>> start TASK INPUT
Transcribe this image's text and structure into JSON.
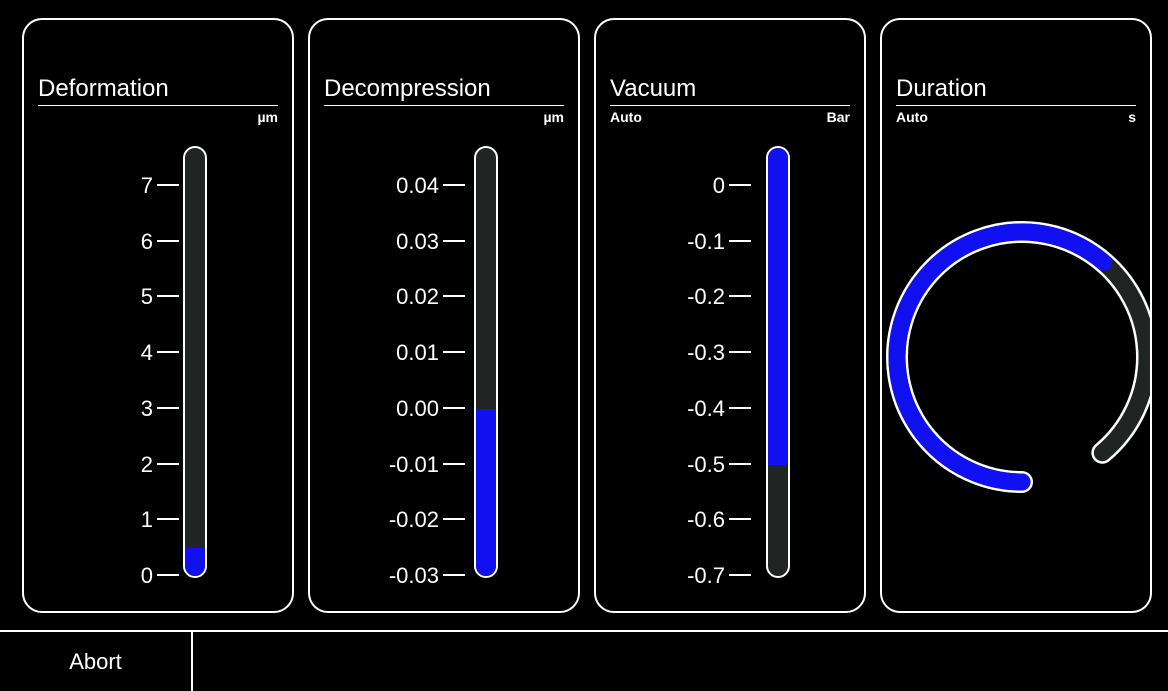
{
  "panels": {
    "deformation": {
      "title": "Deformation",
      "sub_left": "",
      "unit": "µm",
      "ticks": [
        "7",
        "6",
        "5",
        "4",
        "3",
        "2",
        "1",
        "0"
      ],
      "min": 0,
      "max": 7,
      "value": 0.5
    },
    "decompression": {
      "title": "Decompression",
      "sub_left": "",
      "unit": "µm",
      "ticks": [
        "0.04",
        "0.03",
        "0.02",
        "0.01",
        "0.00",
        "-0.01",
        "-0.02",
        "-0.03"
      ],
      "min": -0.03,
      "max": 0.04,
      "value": 0.0
    },
    "vacuum": {
      "title": "Vacuum",
      "sub_left": "Auto",
      "unit": "Bar",
      "ticks": [
        "0",
        "-0.1",
        "-0.2",
        "-0.3",
        "-0.4",
        "-0.5",
        "-0.6",
        "-0.7"
      ],
      "min": -0.7,
      "max": 0,
      "value": -0.5,
      "fill_from": "top"
    },
    "duration": {
      "title": "Duration",
      "sub_left": "Auto",
      "unit": "s",
      "progress": 0.69
    }
  },
  "colors": {
    "fill": "#1010f0",
    "track": "#202422",
    "frame": "#ffffff",
    "background": "#000000"
  },
  "bottom_bar": {
    "abort_label": "Abort"
  }
}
>> end TASK INPUT
■ **PROMPT**
Write the records above out again exactly, with no pictures in your copy.

■ **OUTPUT OF THE TASK**
Transcribe this image's text and structure into JSON.
{
  "panels": {
    "deformation": {
      "title": "Deformation",
      "sub_left": "",
      "unit": "µm",
      "ticks": [
        "7",
        "6",
        "5",
        "4",
        "3",
        "2",
        "1",
        "0"
      ],
      "min": 0,
      "max": 7,
      "value": 0.5
    },
    "decompression": {
      "title": "Decompression",
      "sub_left": "",
      "unit": "µm",
      "ticks": [
        "0.04",
        "0.03",
        "0.02",
        "0.01",
        "0.00",
        "-0.01",
        "-0.02",
        "-0.03"
      ],
      "min": -0.03,
      "max": 0.04,
      "value": 0.0
    },
    "vacuum": {
      "title": "Vacuum",
      "sub_left": "Auto",
      "unit": "Bar",
      "ticks": [
        "0",
        "-0.1",
        "-0.2",
        "-0.3",
        "-0.4",
        "-0.5",
        "-0.6",
        "-0.7"
      ],
      "min": -0.7,
      "max": 0,
      "value": -0.5,
      "fill_from": "top"
    },
    "duration": {
      "title": "Duration",
      "sub_left": "Auto",
      "unit": "s",
      "progress": 0.69
    }
  },
  "colors": {
    "fill": "#1010f0",
    "track": "#202422",
    "frame": "#ffffff",
    "background": "#000000"
  },
  "bottom_bar": {
    "abort_label": "Abort"
  }
}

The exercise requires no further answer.